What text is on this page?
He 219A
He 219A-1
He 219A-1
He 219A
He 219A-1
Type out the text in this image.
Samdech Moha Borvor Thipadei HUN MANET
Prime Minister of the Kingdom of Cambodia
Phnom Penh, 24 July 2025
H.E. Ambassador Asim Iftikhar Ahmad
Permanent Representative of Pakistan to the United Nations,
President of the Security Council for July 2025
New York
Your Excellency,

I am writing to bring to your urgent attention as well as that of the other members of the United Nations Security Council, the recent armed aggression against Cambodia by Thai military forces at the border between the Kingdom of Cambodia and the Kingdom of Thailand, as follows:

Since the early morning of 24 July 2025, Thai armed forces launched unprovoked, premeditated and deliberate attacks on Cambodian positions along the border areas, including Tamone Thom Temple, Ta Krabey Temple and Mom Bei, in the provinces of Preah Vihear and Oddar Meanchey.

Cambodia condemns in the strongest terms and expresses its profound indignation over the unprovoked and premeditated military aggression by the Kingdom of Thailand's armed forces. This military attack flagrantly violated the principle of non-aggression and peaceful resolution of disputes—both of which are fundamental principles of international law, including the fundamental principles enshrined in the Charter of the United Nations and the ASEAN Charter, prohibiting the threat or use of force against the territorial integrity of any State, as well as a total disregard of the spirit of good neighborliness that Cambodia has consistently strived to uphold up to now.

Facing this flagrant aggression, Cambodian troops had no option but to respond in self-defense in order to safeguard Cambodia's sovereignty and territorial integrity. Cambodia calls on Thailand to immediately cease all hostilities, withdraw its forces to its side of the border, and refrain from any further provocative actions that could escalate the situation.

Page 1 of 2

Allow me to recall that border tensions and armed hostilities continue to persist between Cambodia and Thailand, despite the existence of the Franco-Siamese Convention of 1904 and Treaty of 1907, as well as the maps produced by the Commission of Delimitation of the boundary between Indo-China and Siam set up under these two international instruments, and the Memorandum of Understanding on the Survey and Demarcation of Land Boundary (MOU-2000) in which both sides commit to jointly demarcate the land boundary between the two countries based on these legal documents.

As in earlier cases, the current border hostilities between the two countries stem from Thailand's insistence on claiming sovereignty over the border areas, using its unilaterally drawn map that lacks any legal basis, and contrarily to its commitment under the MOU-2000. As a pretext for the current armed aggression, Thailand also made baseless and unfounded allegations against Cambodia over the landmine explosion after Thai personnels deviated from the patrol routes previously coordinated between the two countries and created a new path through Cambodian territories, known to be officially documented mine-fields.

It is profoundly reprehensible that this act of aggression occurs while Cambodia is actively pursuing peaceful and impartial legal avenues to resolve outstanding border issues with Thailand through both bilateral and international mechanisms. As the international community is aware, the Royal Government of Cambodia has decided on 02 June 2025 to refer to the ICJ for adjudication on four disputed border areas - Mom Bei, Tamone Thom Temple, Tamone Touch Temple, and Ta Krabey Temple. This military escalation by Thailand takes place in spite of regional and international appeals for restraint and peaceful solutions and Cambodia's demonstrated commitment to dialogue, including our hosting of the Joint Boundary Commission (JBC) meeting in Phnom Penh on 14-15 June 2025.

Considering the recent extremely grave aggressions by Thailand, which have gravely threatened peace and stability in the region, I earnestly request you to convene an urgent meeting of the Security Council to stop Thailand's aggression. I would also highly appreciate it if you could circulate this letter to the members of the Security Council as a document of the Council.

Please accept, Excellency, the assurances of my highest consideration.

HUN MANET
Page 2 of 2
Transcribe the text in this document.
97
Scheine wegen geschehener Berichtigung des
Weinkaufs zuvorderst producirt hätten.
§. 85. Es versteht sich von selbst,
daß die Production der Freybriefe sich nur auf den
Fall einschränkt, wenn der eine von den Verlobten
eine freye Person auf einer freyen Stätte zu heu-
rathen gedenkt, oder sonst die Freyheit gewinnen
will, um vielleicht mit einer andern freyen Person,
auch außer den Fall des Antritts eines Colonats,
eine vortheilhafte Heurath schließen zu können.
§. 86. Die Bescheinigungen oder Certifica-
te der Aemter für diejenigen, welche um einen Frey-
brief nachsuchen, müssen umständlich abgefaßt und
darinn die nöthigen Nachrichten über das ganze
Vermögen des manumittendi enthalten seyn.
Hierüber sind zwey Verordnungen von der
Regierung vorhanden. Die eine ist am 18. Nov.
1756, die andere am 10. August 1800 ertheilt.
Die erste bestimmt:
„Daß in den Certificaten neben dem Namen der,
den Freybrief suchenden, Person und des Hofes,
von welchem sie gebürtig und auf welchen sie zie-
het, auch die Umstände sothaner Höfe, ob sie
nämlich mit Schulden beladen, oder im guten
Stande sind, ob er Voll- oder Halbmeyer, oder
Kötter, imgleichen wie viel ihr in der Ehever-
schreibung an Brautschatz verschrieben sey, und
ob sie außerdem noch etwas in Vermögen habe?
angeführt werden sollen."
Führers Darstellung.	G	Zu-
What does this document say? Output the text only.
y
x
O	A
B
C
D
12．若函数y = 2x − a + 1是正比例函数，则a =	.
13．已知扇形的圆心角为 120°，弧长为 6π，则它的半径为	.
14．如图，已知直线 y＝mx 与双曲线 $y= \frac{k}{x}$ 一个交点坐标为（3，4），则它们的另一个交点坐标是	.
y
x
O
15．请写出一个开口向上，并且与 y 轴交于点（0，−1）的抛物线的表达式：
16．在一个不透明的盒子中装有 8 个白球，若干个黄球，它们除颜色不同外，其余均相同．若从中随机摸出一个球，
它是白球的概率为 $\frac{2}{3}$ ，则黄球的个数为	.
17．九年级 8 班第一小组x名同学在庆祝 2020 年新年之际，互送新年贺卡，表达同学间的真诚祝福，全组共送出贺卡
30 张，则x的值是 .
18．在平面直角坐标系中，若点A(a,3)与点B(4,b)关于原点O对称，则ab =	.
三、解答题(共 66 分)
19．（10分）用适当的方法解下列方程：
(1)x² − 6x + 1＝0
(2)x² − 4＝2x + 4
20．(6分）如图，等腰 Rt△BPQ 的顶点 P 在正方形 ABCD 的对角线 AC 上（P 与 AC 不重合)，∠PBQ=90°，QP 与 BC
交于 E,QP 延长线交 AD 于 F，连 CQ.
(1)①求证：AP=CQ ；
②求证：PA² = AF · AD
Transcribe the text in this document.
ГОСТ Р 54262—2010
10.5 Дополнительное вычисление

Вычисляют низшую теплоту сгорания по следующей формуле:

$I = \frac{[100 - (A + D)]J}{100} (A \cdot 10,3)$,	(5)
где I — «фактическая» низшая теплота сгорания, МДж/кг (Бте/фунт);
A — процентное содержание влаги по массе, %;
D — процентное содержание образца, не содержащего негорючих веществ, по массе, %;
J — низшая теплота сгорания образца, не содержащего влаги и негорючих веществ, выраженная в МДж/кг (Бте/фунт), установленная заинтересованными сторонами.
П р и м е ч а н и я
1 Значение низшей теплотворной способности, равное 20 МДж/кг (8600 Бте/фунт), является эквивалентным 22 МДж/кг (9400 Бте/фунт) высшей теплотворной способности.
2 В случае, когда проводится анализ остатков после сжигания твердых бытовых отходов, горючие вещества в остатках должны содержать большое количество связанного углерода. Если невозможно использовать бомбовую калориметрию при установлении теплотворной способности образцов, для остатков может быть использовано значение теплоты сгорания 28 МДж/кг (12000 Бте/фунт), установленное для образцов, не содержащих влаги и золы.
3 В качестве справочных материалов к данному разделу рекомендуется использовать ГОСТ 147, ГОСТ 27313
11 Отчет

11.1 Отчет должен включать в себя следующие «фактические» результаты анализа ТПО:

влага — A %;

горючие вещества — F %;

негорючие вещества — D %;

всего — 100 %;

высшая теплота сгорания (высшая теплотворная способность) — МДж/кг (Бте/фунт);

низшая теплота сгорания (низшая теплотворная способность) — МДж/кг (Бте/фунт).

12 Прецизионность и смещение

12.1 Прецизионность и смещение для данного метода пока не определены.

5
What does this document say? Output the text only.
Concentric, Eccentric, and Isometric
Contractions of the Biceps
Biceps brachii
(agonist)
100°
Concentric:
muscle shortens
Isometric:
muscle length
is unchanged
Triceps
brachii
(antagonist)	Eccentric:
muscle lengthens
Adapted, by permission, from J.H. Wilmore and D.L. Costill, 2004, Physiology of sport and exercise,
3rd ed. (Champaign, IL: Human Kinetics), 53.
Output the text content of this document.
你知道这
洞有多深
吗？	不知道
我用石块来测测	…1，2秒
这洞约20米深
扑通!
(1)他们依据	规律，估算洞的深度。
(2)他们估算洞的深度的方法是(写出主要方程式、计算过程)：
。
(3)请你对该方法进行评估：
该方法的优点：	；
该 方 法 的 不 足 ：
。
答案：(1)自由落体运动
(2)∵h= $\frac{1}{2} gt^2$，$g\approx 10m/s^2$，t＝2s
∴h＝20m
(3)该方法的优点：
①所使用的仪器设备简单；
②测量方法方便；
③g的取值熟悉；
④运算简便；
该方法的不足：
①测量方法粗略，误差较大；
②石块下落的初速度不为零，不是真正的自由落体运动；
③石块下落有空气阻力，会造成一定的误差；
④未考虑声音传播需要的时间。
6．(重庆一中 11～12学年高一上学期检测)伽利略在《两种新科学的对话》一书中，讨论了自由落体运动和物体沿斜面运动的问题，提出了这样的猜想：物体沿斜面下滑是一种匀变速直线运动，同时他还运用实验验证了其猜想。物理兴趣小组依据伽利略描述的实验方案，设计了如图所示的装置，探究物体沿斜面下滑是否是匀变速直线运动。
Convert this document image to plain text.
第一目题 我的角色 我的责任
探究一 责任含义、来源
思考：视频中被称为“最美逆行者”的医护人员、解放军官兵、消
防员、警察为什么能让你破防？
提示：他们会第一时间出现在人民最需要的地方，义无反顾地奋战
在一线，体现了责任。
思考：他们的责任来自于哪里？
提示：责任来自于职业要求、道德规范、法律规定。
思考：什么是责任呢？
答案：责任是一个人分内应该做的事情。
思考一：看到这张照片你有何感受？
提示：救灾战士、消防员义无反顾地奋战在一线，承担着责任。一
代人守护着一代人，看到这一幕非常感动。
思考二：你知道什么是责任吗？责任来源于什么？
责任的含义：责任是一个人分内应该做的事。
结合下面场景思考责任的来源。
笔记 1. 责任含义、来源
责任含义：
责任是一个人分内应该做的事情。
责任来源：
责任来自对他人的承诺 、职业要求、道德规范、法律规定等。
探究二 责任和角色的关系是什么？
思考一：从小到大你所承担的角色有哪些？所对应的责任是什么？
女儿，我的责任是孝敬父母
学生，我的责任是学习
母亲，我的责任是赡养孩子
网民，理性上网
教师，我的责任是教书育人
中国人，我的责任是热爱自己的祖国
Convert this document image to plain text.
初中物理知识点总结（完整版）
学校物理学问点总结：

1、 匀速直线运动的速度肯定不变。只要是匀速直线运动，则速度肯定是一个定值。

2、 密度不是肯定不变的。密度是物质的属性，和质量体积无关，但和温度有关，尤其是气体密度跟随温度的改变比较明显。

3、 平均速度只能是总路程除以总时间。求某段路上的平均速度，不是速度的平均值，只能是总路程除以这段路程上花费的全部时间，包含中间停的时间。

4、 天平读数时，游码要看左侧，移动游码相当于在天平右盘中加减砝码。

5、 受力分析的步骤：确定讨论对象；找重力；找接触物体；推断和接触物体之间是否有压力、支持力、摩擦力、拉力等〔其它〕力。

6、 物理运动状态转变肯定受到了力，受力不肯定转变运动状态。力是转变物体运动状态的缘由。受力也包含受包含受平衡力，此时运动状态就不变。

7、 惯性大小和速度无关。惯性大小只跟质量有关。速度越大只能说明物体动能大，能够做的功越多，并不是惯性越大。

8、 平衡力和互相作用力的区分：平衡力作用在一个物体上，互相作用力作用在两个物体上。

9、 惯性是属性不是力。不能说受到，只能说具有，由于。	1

STATED PROBLEM> Copy whichever lines in the listing above contain the word "Security".

EXERCISE RESPONSE>
President of the Security Council for July 2025
I am writing to bring to your urgent attention as well as that of the other members of the United Nations Security Council, the recent armed aggression against Cambodia by Thai military forces at the border between the Kingdom of Cambodia and the Kingdom of Thailand, as follows:
Considering the recent extremely grave aggressions by Thailand, which have gravely threatened peace and stability in the region, I earnestly request you to convene an urgent meeting of the Security Council to stop Thailand's aggression. I would also highly appreciate it if you could circulate this letter to the members of the Security Council as a document of the Council.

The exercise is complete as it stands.